Problem to work on -> Your task is to retype each line of the data below exactly.

--- Begin Records for the exercise ---

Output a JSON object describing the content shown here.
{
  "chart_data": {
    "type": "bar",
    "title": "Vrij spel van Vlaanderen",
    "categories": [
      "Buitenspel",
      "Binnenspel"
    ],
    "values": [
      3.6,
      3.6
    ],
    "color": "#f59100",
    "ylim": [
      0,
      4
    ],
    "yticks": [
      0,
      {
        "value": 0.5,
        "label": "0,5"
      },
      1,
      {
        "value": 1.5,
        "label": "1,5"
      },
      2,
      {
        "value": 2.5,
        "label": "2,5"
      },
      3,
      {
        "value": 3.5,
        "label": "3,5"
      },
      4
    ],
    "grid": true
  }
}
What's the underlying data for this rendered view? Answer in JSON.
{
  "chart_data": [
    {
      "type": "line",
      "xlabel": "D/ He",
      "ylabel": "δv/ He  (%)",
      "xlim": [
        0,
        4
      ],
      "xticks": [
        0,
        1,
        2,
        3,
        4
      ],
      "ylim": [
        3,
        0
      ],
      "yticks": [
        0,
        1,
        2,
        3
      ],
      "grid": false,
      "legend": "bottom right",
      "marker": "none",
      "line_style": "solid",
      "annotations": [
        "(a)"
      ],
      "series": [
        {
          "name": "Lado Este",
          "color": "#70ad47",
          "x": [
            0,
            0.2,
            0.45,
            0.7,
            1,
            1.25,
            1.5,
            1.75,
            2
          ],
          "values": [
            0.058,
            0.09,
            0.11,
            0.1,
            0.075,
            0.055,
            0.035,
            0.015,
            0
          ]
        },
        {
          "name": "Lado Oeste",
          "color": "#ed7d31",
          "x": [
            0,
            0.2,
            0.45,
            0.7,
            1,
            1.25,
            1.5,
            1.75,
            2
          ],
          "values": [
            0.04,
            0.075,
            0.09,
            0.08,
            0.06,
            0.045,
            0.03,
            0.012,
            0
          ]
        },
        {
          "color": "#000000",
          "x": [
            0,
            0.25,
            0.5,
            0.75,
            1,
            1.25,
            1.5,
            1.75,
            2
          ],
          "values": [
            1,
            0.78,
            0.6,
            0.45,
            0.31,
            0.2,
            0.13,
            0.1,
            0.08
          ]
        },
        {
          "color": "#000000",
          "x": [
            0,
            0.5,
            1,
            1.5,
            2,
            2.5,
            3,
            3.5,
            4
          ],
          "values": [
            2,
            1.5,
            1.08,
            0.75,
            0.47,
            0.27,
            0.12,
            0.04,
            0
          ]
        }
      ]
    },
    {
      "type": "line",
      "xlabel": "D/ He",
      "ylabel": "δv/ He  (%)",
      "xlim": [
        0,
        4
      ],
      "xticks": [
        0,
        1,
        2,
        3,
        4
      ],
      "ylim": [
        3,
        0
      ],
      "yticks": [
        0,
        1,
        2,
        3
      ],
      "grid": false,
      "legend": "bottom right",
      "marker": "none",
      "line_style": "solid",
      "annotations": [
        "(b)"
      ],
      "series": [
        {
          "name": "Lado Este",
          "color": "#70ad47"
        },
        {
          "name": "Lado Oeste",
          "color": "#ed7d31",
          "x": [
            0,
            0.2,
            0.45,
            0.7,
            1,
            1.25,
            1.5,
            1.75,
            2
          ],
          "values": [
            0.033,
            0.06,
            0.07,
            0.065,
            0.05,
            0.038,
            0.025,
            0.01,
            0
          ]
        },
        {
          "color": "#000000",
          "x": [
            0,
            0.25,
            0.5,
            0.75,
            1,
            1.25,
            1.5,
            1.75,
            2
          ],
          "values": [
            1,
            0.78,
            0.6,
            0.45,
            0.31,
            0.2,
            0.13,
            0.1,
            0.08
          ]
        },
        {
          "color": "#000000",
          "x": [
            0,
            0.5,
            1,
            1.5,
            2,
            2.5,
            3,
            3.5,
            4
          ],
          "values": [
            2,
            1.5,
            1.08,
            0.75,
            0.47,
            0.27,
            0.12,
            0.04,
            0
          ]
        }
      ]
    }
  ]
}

--- End Records for the exercise ---

Solution to the problem ->
Output a JSON object describing the content shown here.
{
  "chart_data": {
    "type": "bar",
    "title": "Vrij spel van Vlaanderen",
    "categories": [
      "Buitenspel",
      "Binnenspel"
    ],
    "values": [
      3.6,
      3.6
    ],
    "color": "#f59100",
    "ylim": [
      0,
      4
    ],
    "yticks": [
      0,
      {
        "value": 0.5,
        "label": "0,5"
      },
      1,
      {
        "value": 1.5,
        "label": "1,5"
      },
      2,
      {
        "value": 2.5,
        "label": "2,5"
      },
      3,
      {
        "value": 3.5,
        "label": "3,5"
      },
      4
    ],
    "grid": true
  }
}
What's the underlying data for this rendered view? Answer in JSON.
{
  "chart_data": [
    {
      "type": "line",
      "xlabel": "D/ He",
      "ylabel": "δv/ He  (%)",
      "xlim": [
        0,
        4
      ],
      "xticks": [
        0,
        1,
        2,
        3,
        4
      ],
      "ylim": [
        3,
        0
      ],
      "yticks": [
        0,
        1,
        2,
        3
      ],
      "grid": false,
      "legend": "bottom right",
      "marker": "none",
      "line_style": "solid",
      "annotations": [
        "(a)"
      ],
      "series": [
        {
          "name": "Lado Este",
          "color": "#70ad47",
          "x": [
            0,
            0.2,
            0.45,
            0.7,
            1,
            1.25,
            1.5,
            1.75,
            2
          ],
          "values": [
            0.058,
            0.09,
            0.11,
            0.1,
            0.075,
            0.055,
            0.035,
            0.015,
            0
          ]
        },
        {
          "name": "Lado Oeste",
          "color": "#ed7d31",
          "x": [
            0,
            0.2,
            0.45,
            0.7,
            1,
            1.25,
            1.5,
            1.75,
            2
          ],
          "values": [
            0.04,
            0.075,
            0.09,
            0.08,
            0.06,
            0.045,
            0.03,
            0.012,
            0
          ]
        },
        {
          "color": "#000000",
          "x": [
            0,
            0.25,
            0.5,
            0.75,
            1,
            1.25,
            1.5,
            1.75,
            2
          ],
          "values": [
            1,
            0.78,
            0.6,
            0.45,
            0.31,
            0.2,
            0.13,
            0.1,
            0.08
          ]
        },
        {
          "color": "#000000",
          "x": [
            0,
            0.5,
            1,
            1.5,
            2,
            2.5,
            3,
            3.5,
            4
          ],
          "values": [
            2,
            1.5,
            1.08,
            0.75,
            0.47,
            0.27,
            0.12,
            0.04,
            0
          ]
        }
      ]
    },
    {
      "type": "line",
      "xlabel": "D/ He",
      "ylabel": "δv/ He  (%)",
      "xlim": [
        0,
        4
      ],
      "xticks": [
        0,
        1,
        2,
        3,
        4
      ],
      "ylim": [
        3,
        0
      ],
      "yticks": [
        0,
        1,
        2,
        3
      ],
      "grid": false,
      "legend": "bottom right",
      "marker": "none",
      "line_style": "solid",
      "annotations": [
        "(b)"
      ],
      "series": [
        {
          "name": "Lado Este",
          "color": "#70ad47"
        },
        {
          "name": "Lado Oeste",
          "color": "#ed7d31",
          "x": [
            0,
            0.2,
            0.45,
            0.7,
            1,
            1.25,
            1.5,
            1.75,
            2
          ],
          "values": [
            0.033,
            0.06,
            0.07,
            0.065,
            0.05,
            0.038,
            0.025,
            0.01,
            0
          ]
        },
        {
          "color": "#000000",
          "x": [
            0,
            0.25,
            0.5,
            0.75,
            1,
            1.25,
            1.5,
            1.75,
            2
          ],
          "values": [
            1,
            0.78,
            0.6,
            0.45,
            0.31,
            0.2,
            0.13,
            0.1,
            0.08
          ]
        },
        {
          "color": "#000000",
          "x": [
            0,
            0.5,
            1,
            1.5,
            2,
            2.5,
            3,
            3.5,
            4
          ],
          "values": [
            2,
            1.5,
            1.08,
            0.75,
            0.47,
            0.27,
            0.12,
            0.04,
            0
          ]
        }
      ]
    }
  ]
}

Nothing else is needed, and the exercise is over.